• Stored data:
──────────
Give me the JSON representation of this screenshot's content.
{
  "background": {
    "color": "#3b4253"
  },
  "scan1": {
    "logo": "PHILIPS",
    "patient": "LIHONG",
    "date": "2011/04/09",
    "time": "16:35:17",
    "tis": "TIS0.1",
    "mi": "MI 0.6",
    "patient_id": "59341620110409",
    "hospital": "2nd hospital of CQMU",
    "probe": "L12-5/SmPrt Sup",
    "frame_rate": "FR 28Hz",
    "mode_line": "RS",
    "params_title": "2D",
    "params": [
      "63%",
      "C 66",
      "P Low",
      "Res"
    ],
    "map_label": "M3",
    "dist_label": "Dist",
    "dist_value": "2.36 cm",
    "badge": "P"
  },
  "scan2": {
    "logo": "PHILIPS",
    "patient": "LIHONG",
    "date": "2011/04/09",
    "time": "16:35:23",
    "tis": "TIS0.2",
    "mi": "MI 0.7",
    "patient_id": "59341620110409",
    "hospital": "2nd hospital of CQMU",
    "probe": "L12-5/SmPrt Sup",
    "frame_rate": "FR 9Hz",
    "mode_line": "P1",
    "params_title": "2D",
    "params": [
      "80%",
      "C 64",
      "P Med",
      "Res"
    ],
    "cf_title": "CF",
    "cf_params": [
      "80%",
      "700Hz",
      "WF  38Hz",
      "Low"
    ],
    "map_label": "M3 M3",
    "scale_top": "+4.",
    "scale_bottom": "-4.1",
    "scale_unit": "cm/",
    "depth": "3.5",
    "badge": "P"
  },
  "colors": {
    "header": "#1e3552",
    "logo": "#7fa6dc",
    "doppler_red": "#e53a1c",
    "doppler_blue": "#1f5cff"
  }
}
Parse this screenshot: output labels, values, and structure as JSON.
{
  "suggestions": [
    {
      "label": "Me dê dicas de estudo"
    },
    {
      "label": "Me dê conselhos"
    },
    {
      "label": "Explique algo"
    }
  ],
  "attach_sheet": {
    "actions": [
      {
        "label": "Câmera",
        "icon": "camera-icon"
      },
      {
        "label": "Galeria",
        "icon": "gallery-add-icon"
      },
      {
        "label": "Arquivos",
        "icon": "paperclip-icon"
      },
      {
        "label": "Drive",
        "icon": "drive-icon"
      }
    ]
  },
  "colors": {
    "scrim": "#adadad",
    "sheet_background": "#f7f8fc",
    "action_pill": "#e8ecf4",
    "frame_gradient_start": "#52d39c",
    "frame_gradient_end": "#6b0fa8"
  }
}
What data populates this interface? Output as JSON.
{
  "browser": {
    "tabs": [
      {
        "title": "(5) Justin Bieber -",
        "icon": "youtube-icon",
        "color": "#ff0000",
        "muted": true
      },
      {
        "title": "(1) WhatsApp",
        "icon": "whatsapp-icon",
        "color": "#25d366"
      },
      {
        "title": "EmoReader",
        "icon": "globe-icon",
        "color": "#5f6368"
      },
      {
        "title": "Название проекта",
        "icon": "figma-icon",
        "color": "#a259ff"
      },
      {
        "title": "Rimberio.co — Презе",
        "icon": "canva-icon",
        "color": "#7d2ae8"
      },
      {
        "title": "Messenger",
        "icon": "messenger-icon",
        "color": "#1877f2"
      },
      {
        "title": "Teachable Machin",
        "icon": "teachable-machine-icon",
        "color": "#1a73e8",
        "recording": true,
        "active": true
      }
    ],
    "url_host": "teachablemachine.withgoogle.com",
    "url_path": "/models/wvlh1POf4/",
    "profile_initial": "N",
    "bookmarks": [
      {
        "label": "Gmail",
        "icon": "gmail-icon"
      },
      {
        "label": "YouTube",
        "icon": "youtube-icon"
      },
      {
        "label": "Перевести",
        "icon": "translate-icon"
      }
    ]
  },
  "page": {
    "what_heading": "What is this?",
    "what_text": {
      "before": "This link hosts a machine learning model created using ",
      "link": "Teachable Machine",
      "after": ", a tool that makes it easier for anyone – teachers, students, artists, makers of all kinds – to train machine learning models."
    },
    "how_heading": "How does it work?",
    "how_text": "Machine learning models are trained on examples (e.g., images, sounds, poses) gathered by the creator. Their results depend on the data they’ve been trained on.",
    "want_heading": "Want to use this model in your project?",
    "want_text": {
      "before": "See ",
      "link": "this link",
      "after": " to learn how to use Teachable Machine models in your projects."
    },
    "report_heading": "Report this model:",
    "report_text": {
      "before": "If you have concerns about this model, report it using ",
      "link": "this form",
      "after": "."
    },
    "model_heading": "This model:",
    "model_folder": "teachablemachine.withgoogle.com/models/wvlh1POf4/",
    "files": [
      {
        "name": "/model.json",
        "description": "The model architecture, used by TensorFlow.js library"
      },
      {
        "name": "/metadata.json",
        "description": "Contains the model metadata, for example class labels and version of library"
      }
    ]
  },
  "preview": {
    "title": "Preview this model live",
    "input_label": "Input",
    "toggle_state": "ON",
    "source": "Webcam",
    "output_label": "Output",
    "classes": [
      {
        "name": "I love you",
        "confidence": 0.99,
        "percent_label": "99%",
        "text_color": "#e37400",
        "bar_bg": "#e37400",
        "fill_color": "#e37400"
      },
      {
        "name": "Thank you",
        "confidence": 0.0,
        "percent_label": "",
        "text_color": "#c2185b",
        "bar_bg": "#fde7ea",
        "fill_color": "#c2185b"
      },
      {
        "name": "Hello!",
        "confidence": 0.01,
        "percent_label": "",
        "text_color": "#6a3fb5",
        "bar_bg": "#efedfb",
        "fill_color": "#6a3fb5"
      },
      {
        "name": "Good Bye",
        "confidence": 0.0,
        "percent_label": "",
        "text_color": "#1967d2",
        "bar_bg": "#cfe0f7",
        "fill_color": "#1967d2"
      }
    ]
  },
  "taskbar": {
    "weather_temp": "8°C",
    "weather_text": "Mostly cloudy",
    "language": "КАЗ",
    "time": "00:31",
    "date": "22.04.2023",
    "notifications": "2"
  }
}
──────────
• Task to complete: Nothing should be left out: repeat all of the data exactly.

• The output:
Give me the JSON representation of this screenshot's content.
{
  "background": {
    "color": "#3b4253"
  },
  "scan1": {
    "logo": "PHILIPS",
    "patient": "LIHONG",
    "date": "2011/04/09",
    "time": "16:35:17",
    "tis": "TIS0.1",
    "mi": "MI 0.6",
    "patient_id": "59341620110409",
    "hospital": "2nd hospital of CQMU",
    "probe": "L12-5/SmPrt Sup",
    "frame_rate": "FR 28Hz",
    "mode_line": "RS",
    "params_title": "2D",
    "params": [
      "63%",
      "C 66",
      "P Low",
      "Res"
    ],
    "map_label": "M3",
    "dist_label": "Dist",
    "dist_value": "2.36 cm",
    "badge": "P"
  },
  "scan2": {
    "logo": "PHILIPS",
    "patient": "LIHONG",
    "date": "2011/04/09",
    "time": "16:35:23",
    "tis": "TIS0.2",
    "mi": "MI 0.7",
    "patient_id": "59341620110409",
    "hospital": "2nd hospital of CQMU",
    "probe": "L12-5/SmPrt Sup",
    "frame_rate": "FR 9Hz",
    "mode_line": "P1",
    "params_title": "2D",
    "params": [
      "80%",
      "C 64",
      "P Med",
      "Res"
    ],
    "cf_title": "CF",
    "cf_params": [
      "80%",
      "700Hz",
      "WF  38Hz",
      "Low"
    ],
    "map_label": "M3 M3",
    "scale_top": "+4.",
    "scale_bottom": "-4.1",
    "scale_unit": "cm/",
    "depth": "3.5",
    "badge": "P"
  },
  "colors": {
    "header": "#1e3552",
    "logo": "#7fa6dc",
    "doppler_red": "#e53a1c",
    "doppler_blue": "#1f5cff"
  }
}
Parse this screenshot: output labels, values, and structure as JSON.
{
  "suggestions": [
    {
      "label": "Me dê dicas de estudo"
    },
    {
      "label": "Me dê conselhos"
    },
    {
      "label": "Explique algo"
    }
  ],
  "attach_sheet": {
    "actions": [
      {
        "label": "Câmera",
        "icon": "camera-icon"
      },
      {
        "label": "Galeria",
        "icon": "gallery-add-icon"
      },
      {
        "label": "Arquivos",
        "icon": "paperclip-icon"
      },
      {
        "label": "Drive",
        "icon": "drive-icon"
      }
    ]
  },
  "colors": {
    "scrim": "#adadad",
    "sheet_background": "#f7f8fc",
    "action_pill": "#e8ecf4",
    "frame_gradient_start": "#52d39c",
    "frame_gradient_end": "#6b0fa8"
  }
}
What data populates this interface? Output as JSON.
{
  "browser": {
    "tabs": [
      {
        "title": "(5) Justin Bieber -",
        "icon": "youtube-icon",
        "color": "#ff0000",
        "muted": true
      },
      {
        "title": "(1) WhatsApp",
        "icon": "whatsapp-icon",
        "color": "#25d366"
      },
      {
        "title": "EmoReader",
        "icon": "globe-icon",
        "color": "#5f6368"
      },
      {
        "title": "Название проекта",
        "icon": "figma-icon",
        "color": "#a259ff"
      },
      {
        "title": "Rimberio.co — Презе",
        "icon": "canva-icon",
        "color": "#7d2ae8"
      },
      {
        "title": "Messenger",
        "icon": "messenger-icon",
        "color": "#1877f2"
      },
      {
        "title": "Teachable Machin",
        "icon": "teachable-machine-icon",
        "color": "#1a73e8",
        "recording": true,
        "active": true
      }
    ],
    "url_host": "teachablemachine.withgoogle.com",
    "url_path": "/models/wvlh1POf4/",
    "profile_initial": "N",
    "bookmarks": [
      {
        "label": "Gmail",
        "icon": "gmail-icon"
      },
      {
        "label": "YouTube",
        "icon": "youtube-icon"
      },
      {
        "label": "Перевести",
        "icon": "translate-icon"
      }
    ]
  },
  "page": {
    "what_heading": "What is this?",
    "what_text": {
      "before": "This link hosts a machine learning model created using ",
      "link": "Teachable Machine",
      "after": ", a tool that makes it easier for anyone – teachers, students, artists, makers of all kinds – to train machine learning models."
    },
    "how_heading": "How does it work?",
    "how_text": "Machine learning models are trained on examples (e.g., images, sounds, poses) gathered by the creator. Their results depend on the data they’ve been trained on.",
    "want_heading": "Want to use this model in your project?",
    "want_text": {
      "before": "See ",
      "link": "this link",
      "after": " to learn how to use Teachable Machine models in your projects."
    },
    "report_heading": "Report this model:",
    "report_text": {
      "before": "If you have concerns about this model, report it using ",
      "link": "this form",
      "after": "."
    },
    "model_heading": "This model:",
    "model_folder": "teachablemachine.withgoogle.com/models/wvlh1POf4/",
    "files": [
      {
        "name": "/model.json",
        "description": "The model architecture, used by TensorFlow.js library"
      },
      {
        "name": "/metadata.json",
        "description": "Contains the model metadata, for example class labels and version of library"
      }
    ]
  },
  "preview": {
    "title": "Preview this model live",
    "input_label": "Input",
    "toggle_state": "ON",
    "source": "Webcam",
    "output_label": "Output",
    "classes": [
      {
        "name": "I love you",
        "confidence": 0.99,
        "percent_label": "99%",
        "text_color": "#e37400",
        "bar_bg": "#e37400",
        "fill_color": "#e37400"
      },
      {
        "name": "Thank you",
        "confidence": 0.0,
        "percent_label": "",
        "text_color": "#c2185b",
        "bar_bg": "#fde7ea",
        "fill_color": "#c2185b"
      },
      {
        "name": "Hello!",
        "confidence": 0.01,
        "percent_label": "",
        "text_color": "#6a3fb5",
        "bar_bg": "#efedfb",
        "fill_color": "#6a3fb5"
      },
      {
        "name": "Good Bye",
        "confidence": 0.0,
        "percent_label": "",
        "text_color": "#1967d2",
        "bar_bg": "#cfe0f7",
        "fill_color": "#1967d2"
      }
    ]
  },
  "taskbar": {
    "weather_temp": "8°C",
    "weather_text": "Mostly cloudy",
    "language": "КАЗ",
    "time": "00:31",
    "date": "22.04.2023",
    "notifications": "2"
  }
}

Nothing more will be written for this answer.